**Problema:** Cite o trecho selecionado sem nenhuma alteração, começando em "Ao final do" e terminando em "décadas de ocupação.".
:: Trecho selecionado
Ao final do conflito, foram necessários dez anos para recuperar o centro histórico da cidade, uma área de cinco quilômetros quadrados. O trabalho, que custou a astronômica quantia de 12 bilhões de dólares, foi inteiramente bancado pela iniciativa privada. A captação de recursos foi liderada pelo ex-primeiro-ministro Rafic Hariri. Ele se propôs, com sucesso, a restaurar a arquitetura da região tal qual ela era antes do conflito, resistindo ao caminho mais fácil de demolir os escombros e ocupar o espaço com prédios modernos. Hariri foi morto em um atentado em Beirute em fevereiro de 2005, fato que iniciou uma onda de protestos internacionais e acabou precipitando a retirada de tropas sírias do Líbano, depois de três décadas de ocupação.

Hoje, ao constatar que sou de fato uma libanesa no exílio, com coração certamente brasileiro, as emoções – que já foram de surpresa, constrangimento, orgulho, pavor, medo e intensa alegria – são agora muito mais serenas. Meus pais são quem são, provavelmente nada mais que libaneses dramáticos como todos os libaneses. E os amo assim.
::::
:: Material extraído
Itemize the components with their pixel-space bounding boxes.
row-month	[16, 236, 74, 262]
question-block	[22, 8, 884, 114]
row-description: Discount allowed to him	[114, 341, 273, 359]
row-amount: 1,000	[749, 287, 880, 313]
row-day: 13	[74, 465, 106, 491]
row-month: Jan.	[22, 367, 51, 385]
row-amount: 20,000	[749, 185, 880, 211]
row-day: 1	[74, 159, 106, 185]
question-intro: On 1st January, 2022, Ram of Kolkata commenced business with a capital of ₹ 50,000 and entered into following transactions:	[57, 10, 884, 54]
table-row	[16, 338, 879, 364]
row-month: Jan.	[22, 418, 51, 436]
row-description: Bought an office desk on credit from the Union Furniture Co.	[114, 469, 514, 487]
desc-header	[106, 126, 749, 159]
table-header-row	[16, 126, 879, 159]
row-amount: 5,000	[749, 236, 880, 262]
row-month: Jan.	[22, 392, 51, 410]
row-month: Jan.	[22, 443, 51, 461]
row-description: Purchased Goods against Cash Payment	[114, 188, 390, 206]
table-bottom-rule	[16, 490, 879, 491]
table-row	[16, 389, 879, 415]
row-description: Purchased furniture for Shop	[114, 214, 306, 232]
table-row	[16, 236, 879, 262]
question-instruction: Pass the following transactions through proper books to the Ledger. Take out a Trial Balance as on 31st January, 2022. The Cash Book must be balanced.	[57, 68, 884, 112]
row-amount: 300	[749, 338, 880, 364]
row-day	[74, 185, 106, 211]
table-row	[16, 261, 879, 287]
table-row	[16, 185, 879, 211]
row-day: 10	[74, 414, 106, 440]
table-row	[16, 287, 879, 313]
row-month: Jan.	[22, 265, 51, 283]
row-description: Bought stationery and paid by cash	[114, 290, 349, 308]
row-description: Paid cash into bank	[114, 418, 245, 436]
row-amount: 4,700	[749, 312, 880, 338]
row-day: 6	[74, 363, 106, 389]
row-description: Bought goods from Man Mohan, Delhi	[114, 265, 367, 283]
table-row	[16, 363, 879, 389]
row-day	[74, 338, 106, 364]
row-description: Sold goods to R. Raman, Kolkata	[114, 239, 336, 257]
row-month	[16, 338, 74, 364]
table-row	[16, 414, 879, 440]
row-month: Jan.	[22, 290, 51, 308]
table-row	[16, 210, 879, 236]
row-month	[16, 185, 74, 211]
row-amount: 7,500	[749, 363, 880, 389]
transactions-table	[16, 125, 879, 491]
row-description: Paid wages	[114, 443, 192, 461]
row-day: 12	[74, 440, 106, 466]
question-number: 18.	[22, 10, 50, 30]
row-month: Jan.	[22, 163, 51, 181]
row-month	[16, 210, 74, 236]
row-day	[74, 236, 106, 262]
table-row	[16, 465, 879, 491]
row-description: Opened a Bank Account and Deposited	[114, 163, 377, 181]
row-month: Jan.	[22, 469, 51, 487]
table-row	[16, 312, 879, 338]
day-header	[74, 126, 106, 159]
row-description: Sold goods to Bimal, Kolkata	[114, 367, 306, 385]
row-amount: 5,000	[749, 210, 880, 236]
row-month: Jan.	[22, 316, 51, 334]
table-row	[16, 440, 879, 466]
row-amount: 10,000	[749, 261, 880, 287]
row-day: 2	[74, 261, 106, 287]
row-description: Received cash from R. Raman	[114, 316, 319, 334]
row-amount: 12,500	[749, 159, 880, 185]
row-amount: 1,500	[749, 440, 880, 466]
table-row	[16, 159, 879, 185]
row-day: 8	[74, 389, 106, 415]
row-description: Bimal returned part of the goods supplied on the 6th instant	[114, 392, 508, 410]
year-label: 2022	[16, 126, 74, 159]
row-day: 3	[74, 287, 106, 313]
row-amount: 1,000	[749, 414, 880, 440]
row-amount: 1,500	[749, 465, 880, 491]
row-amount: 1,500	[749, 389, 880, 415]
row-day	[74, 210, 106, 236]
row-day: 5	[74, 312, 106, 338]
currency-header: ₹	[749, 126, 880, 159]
::::
**Resposta do exercício:**
Ao final do conflito, foram necessários dez anos para recuperar o centro histórico da cidade, uma área de cinco quilômetros quadrados. O trabalho, que custou a astronômica quantia de 12 bilhões de dólares, foi inteiramente bancado pela iniciativa privada. A captação de recursos foi liderada pelo ex-primeiro-ministro Rafic Hariri. Ele se propôs, com sucesso, a restaurar a arquitetura da região tal qual ela era antes do conflito, resistindo ao caminho mais fácil de demolir os escombros e ocupar o espaço com prédios modernos. Hariri foi morto em um atentado em Beirute em fevereiro de 2005, fato que iniciou uma onda de protestos internacionais e acabou precipitando a retirada de tropas sírias do Líbano, depois de três décadas de ocupação.